* **To do**:
Find the string "Explanation" in the entries and copy each line that has it.

* **Provided material**:

• • •

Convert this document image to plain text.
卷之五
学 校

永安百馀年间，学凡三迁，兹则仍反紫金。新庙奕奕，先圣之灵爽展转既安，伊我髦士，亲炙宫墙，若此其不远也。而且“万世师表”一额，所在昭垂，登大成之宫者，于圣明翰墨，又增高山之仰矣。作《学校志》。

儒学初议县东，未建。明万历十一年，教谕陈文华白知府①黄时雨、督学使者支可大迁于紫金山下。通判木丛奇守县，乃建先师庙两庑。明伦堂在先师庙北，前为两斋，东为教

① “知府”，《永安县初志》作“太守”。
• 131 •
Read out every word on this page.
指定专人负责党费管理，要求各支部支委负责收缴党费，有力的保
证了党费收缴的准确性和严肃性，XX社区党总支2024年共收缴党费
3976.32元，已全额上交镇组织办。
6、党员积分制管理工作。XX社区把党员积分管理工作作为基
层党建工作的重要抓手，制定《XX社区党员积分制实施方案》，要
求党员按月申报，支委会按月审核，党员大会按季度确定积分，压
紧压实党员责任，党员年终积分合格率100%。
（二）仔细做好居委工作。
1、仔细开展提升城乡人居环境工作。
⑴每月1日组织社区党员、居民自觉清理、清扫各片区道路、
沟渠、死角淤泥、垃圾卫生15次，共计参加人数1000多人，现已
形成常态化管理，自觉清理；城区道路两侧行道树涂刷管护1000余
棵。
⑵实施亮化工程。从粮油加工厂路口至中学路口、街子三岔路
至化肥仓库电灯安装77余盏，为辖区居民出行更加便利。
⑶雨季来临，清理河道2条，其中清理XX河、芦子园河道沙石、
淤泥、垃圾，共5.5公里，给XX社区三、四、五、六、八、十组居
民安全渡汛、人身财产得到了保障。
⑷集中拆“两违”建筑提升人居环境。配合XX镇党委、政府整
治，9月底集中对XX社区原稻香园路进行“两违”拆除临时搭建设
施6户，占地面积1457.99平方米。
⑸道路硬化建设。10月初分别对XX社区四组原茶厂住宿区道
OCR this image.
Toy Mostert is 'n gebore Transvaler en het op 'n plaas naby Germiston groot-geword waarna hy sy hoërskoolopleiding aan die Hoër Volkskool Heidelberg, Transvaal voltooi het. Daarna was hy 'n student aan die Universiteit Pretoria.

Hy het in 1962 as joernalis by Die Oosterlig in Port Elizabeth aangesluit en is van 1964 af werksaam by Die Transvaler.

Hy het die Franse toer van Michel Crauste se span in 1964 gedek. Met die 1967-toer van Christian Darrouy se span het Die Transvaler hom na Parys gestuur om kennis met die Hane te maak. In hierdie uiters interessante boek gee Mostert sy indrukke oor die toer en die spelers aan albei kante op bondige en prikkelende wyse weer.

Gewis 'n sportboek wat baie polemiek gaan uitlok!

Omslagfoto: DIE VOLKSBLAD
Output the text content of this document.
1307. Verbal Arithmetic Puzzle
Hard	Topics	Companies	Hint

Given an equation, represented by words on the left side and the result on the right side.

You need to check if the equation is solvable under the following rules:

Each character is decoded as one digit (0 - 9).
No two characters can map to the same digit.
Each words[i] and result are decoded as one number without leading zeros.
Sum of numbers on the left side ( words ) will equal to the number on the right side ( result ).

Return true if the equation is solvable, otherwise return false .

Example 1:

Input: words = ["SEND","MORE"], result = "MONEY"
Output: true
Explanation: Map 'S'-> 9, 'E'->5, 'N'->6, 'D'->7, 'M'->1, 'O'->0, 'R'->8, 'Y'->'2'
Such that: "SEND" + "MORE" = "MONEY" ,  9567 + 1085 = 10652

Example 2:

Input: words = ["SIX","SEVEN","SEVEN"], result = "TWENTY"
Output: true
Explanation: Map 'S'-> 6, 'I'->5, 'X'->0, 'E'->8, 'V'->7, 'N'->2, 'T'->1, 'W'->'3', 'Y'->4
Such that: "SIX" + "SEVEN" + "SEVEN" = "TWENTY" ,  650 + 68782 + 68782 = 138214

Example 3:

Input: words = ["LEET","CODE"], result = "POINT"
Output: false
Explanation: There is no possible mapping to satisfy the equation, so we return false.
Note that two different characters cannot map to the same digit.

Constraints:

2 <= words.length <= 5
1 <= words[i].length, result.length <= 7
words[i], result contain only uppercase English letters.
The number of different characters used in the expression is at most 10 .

• • •

* **Problem solution**:
Explanation: Map 'S'-> 9, 'E'->5, 'N'->6, 'D'->7, 'M'->1, 'O'->0, 'R'->8, 'Y'->'2'
Explanation: Map 'S'-> 6, 'I'->5, 'X'->0, 'E'->8, 'V'->7, 'N'->2, 'T'->1, 'W'->'3', 'Y'->4
Explanation: There is no possible mapping to satisfy the equation, so we return false.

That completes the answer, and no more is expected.